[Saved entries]
┌──

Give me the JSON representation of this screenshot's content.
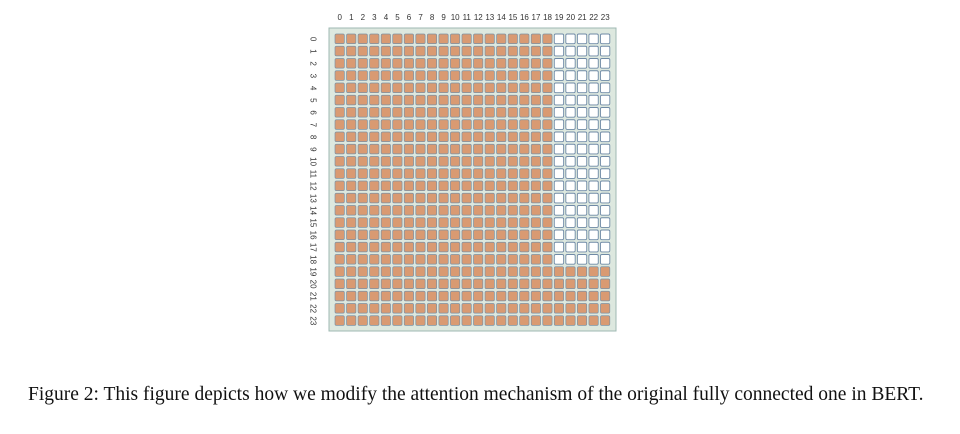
{
  "figure": {
    "row_labels": [
      "0",
      "1",
      "2",
      "3",
      "4",
      "5",
      "6",
      "7",
      "8",
      "9",
      "10",
      "11",
      "12",
      "13",
      "14",
      "15",
      "16",
      "17",
      "18",
      "19",
      "20",
      "21",
      "22",
      "23"
    ],
    "col_labels": [
      "0",
      "1",
      "2",
      "3",
      "4",
      "5",
      "6",
      "7",
      "8",
      "9",
      "10",
      "11",
      "12",
      "13",
      "14",
      "15",
      "16",
      "17",
      "18",
      "19",
      "20",
      "21",
      "22",
      "23"
    ],
    "unmasked_col_start": 19,
    "unmasked_row_end": 19,
    "colors": {
      "panel_bg": "#dde8df",
      "panel_border": "#9fb9b3",
      "cell_filled": "#d99a72",
      "cell_filled_edge": "#7e92a4",
      "cell_empty": "#ffffff",
      "cell_empty_edge": "#6f8aa6"
    }
  },
  "caption": {
    "text": "Figure 2: This figure depicts how we modify the attention mechanism of the original fully connected one in BERT."
  }
}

└──

> _STATED TASK_
Write the records above out again exactly, with no pictures in your copy.

> _CORRECT OUTPUT_
Give me the JSON representation of this screenshot's content.
{
  "figure": {
    "row_labels": [
      "0",
      "1",
      "2",
      "3",
      "4",
      "5",
      "6",
      "7",
      "8",
      "9",
      "10",
      "11",
      "12",
      "13",
      "14",
      "15",
      "16",
      "17",
      "18",
      "19",
      "20",
      "21",
      "22",
      "23"
    ],
    "col_labels": [
      "0",
      "1",
      "2",
      "3",
      "4",
      "5",
      "6",
      "7",
      "8",
      "9",
      "10",
      "11",
      "12",
      "13",
      "14",
      "15",
      "16",
      "17",
      "18",
      "19",
      "20",
      "21",
      "22",
      "23"
    ],
    "unmasked_col_start": 19,
    "unmasked_row_end": 19,
    "colors": {
      "panel_bg": "#dde8df",
      "panel_border": "#9fb9b3",
      "cell_filled": "#d99a72",
      "cell_filled_edge": "#7e92a4",
      "cell_empty": "#ffffff",
      "cell_empty_edge": "#6f8aa6"
    }
  },
  "caption": {
    "text": "Figure 2: This figure depicts how we modify the attention mechanism of the original fully connected one in BERT."
  }
}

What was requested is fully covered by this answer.